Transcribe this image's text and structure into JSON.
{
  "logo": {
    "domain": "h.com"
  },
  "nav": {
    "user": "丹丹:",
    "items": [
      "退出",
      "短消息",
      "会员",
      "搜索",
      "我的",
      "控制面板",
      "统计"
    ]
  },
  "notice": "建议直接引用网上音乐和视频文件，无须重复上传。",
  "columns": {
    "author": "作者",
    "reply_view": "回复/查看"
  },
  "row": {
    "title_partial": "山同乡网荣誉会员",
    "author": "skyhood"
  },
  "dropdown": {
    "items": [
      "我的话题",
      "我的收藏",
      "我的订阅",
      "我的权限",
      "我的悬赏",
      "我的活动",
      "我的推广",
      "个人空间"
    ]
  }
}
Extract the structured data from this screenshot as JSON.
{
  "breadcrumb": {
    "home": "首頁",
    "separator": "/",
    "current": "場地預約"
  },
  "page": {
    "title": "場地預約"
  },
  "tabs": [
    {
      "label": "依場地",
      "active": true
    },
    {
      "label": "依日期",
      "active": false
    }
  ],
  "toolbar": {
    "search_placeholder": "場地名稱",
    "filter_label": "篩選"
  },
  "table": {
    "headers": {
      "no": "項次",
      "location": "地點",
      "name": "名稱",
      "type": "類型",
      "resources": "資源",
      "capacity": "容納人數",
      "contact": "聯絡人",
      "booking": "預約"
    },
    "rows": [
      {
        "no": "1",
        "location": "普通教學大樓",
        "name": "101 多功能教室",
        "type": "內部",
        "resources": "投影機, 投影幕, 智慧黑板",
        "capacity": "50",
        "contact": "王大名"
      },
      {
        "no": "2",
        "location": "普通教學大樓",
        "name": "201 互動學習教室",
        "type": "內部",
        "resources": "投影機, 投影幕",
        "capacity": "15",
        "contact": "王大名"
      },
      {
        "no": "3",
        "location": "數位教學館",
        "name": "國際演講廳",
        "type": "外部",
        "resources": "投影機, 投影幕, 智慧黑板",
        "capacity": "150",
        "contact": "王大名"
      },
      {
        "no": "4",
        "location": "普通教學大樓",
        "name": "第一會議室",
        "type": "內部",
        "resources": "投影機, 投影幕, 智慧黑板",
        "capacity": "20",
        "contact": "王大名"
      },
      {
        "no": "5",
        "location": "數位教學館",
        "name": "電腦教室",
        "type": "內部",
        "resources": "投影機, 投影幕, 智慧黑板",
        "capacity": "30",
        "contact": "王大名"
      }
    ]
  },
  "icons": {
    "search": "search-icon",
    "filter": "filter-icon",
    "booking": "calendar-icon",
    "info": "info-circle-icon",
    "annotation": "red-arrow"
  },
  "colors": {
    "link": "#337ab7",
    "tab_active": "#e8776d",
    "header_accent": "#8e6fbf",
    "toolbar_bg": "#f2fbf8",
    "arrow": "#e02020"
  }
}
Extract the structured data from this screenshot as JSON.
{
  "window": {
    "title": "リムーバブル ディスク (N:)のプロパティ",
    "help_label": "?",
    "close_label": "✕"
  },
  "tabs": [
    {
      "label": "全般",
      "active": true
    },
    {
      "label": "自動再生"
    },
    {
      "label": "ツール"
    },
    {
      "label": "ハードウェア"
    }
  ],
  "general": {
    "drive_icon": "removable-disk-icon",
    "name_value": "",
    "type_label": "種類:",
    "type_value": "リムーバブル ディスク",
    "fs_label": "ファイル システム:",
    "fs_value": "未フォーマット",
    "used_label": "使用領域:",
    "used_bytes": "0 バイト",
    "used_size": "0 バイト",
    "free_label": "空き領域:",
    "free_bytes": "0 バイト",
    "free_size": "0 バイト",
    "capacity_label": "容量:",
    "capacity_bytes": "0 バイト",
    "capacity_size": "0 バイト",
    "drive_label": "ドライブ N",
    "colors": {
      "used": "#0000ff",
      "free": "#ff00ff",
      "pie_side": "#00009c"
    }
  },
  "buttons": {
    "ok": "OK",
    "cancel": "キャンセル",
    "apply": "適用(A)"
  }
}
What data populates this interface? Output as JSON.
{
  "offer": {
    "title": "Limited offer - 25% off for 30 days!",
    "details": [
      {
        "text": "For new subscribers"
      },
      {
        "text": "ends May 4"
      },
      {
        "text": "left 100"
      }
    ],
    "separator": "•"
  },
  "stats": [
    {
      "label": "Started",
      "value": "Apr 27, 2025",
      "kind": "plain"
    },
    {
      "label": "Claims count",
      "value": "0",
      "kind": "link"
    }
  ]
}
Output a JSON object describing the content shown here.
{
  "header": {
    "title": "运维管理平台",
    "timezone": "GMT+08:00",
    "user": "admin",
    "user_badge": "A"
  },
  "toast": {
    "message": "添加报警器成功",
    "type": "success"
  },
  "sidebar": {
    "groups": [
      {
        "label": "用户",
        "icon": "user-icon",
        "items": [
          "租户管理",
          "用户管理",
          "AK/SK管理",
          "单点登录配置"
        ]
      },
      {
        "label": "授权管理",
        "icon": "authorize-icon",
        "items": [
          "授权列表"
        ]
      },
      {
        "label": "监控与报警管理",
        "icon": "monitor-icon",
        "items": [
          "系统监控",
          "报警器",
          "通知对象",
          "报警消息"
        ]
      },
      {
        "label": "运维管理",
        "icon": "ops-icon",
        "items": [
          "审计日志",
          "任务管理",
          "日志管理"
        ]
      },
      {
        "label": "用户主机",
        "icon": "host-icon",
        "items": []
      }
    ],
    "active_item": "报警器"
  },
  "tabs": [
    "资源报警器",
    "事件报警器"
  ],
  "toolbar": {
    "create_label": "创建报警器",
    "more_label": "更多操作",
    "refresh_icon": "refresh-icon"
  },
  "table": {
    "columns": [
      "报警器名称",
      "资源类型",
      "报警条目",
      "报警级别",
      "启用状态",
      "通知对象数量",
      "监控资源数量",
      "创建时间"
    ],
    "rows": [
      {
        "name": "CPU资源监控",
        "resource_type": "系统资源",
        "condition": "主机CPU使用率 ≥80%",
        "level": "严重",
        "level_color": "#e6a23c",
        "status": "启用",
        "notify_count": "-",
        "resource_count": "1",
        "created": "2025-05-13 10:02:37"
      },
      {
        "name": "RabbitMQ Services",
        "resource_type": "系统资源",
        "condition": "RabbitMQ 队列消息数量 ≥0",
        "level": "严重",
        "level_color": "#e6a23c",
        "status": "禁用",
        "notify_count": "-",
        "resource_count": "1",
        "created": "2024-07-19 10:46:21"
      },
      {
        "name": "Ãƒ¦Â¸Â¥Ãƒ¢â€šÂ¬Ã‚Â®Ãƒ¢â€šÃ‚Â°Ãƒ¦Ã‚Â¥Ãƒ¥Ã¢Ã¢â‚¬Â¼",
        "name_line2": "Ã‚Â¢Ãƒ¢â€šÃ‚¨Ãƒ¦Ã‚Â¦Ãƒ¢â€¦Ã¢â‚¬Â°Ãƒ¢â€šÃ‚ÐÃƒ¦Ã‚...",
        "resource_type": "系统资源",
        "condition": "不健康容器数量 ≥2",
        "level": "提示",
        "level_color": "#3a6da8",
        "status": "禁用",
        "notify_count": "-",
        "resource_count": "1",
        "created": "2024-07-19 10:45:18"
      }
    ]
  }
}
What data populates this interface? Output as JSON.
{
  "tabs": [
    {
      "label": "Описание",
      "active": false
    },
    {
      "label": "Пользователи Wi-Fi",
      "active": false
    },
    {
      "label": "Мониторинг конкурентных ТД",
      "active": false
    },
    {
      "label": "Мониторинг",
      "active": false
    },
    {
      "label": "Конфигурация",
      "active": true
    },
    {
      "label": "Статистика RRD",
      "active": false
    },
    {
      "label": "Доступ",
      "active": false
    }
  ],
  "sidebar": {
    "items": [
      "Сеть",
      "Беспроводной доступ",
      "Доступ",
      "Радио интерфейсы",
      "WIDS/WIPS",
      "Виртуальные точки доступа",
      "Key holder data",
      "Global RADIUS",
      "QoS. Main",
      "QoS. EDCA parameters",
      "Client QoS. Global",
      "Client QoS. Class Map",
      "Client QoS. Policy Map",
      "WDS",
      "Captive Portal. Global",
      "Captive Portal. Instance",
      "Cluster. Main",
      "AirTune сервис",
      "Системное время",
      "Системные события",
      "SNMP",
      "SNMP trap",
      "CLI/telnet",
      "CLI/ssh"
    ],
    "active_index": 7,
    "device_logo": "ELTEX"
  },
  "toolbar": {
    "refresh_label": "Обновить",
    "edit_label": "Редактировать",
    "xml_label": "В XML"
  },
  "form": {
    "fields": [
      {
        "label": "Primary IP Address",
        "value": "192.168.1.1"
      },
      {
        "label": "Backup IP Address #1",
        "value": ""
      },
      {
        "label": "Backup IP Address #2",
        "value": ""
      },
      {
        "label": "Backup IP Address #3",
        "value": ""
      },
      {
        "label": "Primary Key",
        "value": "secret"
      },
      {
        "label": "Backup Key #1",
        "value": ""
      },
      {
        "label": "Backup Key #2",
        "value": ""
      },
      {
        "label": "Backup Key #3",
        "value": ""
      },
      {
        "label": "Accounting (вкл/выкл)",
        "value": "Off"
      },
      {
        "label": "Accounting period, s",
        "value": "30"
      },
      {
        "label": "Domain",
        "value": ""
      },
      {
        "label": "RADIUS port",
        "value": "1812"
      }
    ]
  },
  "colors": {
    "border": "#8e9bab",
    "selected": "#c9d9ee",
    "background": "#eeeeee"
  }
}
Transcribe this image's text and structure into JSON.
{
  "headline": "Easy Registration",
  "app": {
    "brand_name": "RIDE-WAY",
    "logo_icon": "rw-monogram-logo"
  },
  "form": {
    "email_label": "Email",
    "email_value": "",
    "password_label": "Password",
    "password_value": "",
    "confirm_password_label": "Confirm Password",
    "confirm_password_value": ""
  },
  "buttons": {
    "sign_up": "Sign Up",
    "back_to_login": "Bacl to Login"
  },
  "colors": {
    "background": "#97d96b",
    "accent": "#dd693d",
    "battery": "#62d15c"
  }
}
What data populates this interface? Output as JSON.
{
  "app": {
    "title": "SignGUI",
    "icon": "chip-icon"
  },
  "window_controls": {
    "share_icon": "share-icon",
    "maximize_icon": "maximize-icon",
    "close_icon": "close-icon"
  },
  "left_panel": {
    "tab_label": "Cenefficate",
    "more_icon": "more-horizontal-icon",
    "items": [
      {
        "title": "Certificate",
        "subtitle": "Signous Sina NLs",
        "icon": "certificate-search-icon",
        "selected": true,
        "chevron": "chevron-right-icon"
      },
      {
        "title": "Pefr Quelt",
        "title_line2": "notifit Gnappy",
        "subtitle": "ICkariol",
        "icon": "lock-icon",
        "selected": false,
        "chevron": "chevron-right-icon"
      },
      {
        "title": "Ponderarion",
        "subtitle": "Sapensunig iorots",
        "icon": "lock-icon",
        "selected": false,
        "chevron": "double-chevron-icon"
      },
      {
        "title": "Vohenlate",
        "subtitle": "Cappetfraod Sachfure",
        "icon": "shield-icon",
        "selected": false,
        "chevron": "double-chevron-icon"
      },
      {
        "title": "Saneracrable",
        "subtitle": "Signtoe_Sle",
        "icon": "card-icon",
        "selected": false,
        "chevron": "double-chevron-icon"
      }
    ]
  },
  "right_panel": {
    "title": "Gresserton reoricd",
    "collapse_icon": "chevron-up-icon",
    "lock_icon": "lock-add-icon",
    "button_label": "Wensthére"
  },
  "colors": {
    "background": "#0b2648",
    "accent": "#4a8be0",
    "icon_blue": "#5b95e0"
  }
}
• • • •
— STATED EXERCISE —
Extract every line that has the string "condition" in it.

— SOLVED PROBLEM —
        "condition": "主机CPU使用率 ≥80%",
        "condition": "RabbitMQ 队列消息数量 ≥0",
        "condition": "不健康容器数量 ≥2",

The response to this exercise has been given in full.